>> START MATERIAL FOR THIS TASK

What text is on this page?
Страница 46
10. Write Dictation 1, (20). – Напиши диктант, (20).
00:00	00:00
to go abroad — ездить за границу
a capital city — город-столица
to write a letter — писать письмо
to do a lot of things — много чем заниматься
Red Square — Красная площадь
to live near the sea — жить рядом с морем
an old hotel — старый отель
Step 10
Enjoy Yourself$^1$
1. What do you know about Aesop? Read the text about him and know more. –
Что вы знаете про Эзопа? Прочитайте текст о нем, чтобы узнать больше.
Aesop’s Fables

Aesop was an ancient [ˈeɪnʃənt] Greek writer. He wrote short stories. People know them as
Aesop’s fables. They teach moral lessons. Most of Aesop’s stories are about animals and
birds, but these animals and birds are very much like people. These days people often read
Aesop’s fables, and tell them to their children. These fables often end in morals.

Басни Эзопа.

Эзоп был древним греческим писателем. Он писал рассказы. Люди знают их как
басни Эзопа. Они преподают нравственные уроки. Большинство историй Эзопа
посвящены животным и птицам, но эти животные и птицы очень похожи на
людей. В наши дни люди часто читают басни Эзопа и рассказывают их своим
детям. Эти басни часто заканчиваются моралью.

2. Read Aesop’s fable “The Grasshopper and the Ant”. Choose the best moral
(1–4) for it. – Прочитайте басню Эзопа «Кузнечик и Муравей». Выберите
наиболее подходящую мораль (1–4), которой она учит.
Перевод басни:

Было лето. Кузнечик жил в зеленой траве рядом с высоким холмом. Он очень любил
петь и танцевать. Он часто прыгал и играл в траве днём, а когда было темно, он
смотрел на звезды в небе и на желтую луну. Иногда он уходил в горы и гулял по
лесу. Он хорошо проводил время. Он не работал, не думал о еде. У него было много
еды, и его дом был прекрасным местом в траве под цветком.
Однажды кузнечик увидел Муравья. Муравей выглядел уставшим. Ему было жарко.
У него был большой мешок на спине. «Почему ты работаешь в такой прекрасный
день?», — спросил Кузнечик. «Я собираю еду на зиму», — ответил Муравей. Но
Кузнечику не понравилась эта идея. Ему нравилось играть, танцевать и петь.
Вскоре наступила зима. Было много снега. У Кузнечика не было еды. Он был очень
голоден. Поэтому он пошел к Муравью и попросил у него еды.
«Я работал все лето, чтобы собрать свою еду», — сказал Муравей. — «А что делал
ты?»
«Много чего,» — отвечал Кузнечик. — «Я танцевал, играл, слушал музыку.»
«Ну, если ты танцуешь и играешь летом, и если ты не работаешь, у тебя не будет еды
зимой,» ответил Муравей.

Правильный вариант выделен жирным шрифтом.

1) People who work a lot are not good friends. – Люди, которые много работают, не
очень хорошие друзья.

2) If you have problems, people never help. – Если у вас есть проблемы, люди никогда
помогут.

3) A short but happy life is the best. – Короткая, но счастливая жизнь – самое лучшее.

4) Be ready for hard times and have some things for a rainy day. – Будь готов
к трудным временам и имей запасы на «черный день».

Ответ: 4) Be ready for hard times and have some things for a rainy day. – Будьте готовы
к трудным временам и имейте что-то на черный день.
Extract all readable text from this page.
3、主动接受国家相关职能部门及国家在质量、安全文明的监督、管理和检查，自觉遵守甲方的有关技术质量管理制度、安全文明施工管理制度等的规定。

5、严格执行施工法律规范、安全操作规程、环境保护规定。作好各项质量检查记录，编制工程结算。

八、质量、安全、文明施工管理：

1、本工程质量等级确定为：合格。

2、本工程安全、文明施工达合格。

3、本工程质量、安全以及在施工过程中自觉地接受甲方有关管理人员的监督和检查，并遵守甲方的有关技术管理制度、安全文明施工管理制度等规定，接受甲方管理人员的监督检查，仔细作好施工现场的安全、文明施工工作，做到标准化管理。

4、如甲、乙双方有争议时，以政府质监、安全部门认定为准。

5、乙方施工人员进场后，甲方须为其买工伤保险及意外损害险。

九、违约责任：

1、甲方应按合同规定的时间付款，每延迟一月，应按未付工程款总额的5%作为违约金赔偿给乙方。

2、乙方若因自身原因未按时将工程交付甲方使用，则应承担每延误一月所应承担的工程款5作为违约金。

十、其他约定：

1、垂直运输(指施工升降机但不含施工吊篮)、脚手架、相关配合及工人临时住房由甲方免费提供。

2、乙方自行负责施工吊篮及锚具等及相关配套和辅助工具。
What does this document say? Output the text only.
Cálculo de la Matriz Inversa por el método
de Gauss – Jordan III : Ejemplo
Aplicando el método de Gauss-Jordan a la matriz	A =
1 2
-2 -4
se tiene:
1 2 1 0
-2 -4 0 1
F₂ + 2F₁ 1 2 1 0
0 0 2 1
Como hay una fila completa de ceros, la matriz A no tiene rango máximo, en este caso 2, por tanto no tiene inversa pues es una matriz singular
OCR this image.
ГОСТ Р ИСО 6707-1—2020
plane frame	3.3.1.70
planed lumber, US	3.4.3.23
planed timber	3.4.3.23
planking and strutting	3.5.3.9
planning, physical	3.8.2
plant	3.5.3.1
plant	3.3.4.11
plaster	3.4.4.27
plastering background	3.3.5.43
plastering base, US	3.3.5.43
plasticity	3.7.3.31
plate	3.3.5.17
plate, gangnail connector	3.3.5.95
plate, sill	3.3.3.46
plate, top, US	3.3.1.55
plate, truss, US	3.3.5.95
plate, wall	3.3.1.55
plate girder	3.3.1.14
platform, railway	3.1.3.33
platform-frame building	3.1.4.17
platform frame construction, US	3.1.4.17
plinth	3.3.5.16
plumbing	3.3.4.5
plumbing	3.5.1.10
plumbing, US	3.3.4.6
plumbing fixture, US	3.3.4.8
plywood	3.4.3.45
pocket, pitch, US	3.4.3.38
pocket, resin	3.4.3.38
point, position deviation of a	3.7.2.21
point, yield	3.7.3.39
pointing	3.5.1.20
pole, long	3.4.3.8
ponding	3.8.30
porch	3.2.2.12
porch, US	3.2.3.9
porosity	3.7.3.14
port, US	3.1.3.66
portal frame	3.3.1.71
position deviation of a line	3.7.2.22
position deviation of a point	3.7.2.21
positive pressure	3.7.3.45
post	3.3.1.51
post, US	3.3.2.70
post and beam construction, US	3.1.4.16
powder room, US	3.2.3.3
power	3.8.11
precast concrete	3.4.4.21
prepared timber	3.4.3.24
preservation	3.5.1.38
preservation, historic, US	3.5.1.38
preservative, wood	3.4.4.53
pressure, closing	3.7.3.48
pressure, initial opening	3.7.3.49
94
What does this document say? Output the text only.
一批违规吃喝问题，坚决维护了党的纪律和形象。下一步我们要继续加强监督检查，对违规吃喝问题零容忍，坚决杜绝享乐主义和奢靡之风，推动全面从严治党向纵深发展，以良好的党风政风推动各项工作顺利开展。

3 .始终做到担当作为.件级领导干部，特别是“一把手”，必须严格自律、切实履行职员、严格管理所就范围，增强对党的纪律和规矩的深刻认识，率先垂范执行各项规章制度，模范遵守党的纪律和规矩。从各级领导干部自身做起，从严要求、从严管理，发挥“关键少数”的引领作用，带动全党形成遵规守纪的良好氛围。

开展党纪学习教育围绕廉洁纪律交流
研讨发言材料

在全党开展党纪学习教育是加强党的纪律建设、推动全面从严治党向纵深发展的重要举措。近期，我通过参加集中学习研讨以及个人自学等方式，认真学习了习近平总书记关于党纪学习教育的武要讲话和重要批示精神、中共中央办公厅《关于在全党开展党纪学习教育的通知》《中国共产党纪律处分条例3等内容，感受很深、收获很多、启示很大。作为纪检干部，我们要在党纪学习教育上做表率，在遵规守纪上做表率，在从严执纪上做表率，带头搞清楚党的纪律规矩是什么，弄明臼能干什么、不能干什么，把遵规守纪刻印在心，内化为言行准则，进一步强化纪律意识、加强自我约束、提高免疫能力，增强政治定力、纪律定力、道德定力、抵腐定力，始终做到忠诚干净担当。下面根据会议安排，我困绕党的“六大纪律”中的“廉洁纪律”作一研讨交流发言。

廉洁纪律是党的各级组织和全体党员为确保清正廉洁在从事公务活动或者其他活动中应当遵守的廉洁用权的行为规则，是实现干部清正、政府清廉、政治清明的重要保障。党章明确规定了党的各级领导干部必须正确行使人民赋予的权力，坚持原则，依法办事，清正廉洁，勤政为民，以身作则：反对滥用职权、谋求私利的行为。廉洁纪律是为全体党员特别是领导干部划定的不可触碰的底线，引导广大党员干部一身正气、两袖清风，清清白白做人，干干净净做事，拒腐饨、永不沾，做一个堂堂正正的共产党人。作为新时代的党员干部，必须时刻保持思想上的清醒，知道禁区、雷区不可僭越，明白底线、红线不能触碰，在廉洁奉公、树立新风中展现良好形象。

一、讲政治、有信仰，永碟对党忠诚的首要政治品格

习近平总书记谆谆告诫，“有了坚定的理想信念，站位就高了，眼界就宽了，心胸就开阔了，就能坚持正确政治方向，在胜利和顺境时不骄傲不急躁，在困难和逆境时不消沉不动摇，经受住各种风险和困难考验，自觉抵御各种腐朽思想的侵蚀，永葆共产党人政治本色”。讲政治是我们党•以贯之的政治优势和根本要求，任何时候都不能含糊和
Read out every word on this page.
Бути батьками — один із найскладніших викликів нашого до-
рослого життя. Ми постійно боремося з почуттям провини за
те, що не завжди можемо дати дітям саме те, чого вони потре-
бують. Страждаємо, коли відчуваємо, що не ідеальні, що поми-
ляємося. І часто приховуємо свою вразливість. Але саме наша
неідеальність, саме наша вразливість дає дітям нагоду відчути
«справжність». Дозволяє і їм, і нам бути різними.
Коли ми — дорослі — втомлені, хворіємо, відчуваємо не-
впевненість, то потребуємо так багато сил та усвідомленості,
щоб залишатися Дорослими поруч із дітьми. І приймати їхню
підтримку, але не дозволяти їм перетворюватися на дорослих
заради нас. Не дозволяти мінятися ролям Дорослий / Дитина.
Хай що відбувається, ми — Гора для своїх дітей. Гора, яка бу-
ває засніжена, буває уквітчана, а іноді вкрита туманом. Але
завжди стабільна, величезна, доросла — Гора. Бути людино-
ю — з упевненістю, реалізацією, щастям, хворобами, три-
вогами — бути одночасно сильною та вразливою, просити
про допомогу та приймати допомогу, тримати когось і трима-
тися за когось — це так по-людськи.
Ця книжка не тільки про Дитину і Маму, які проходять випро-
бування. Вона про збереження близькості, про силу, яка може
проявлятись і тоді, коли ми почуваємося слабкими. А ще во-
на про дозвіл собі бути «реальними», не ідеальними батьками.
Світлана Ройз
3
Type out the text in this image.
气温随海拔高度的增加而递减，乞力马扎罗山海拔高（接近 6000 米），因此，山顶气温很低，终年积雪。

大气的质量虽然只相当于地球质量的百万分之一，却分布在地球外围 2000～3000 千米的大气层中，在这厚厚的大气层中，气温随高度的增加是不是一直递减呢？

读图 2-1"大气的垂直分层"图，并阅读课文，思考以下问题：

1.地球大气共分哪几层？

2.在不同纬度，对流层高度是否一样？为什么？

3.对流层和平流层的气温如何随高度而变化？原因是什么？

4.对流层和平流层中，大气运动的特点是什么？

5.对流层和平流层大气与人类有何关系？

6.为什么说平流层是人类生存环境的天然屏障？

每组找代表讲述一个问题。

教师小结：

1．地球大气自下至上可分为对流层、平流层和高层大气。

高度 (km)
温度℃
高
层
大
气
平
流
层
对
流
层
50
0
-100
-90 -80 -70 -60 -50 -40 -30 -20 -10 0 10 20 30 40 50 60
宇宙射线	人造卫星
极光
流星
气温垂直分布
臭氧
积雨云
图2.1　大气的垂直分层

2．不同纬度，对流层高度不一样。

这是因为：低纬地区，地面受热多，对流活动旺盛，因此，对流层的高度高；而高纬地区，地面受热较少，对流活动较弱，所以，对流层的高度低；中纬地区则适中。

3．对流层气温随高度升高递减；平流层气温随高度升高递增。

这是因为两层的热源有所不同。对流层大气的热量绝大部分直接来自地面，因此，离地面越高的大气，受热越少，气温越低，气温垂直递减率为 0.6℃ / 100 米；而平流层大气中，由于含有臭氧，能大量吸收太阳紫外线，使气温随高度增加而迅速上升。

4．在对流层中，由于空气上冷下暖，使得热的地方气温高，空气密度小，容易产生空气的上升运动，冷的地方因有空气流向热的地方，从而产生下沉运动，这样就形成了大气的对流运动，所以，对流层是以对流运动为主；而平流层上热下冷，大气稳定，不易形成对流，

>> END MATERIAL FOR THIS TASK

WRITTEN TASK. Gather and return every line that holds the string "construction".

ANSWER FOR THE TASK.
platform frame construction, US	3.1.4.17
post and beam construction, US	3.1.4.16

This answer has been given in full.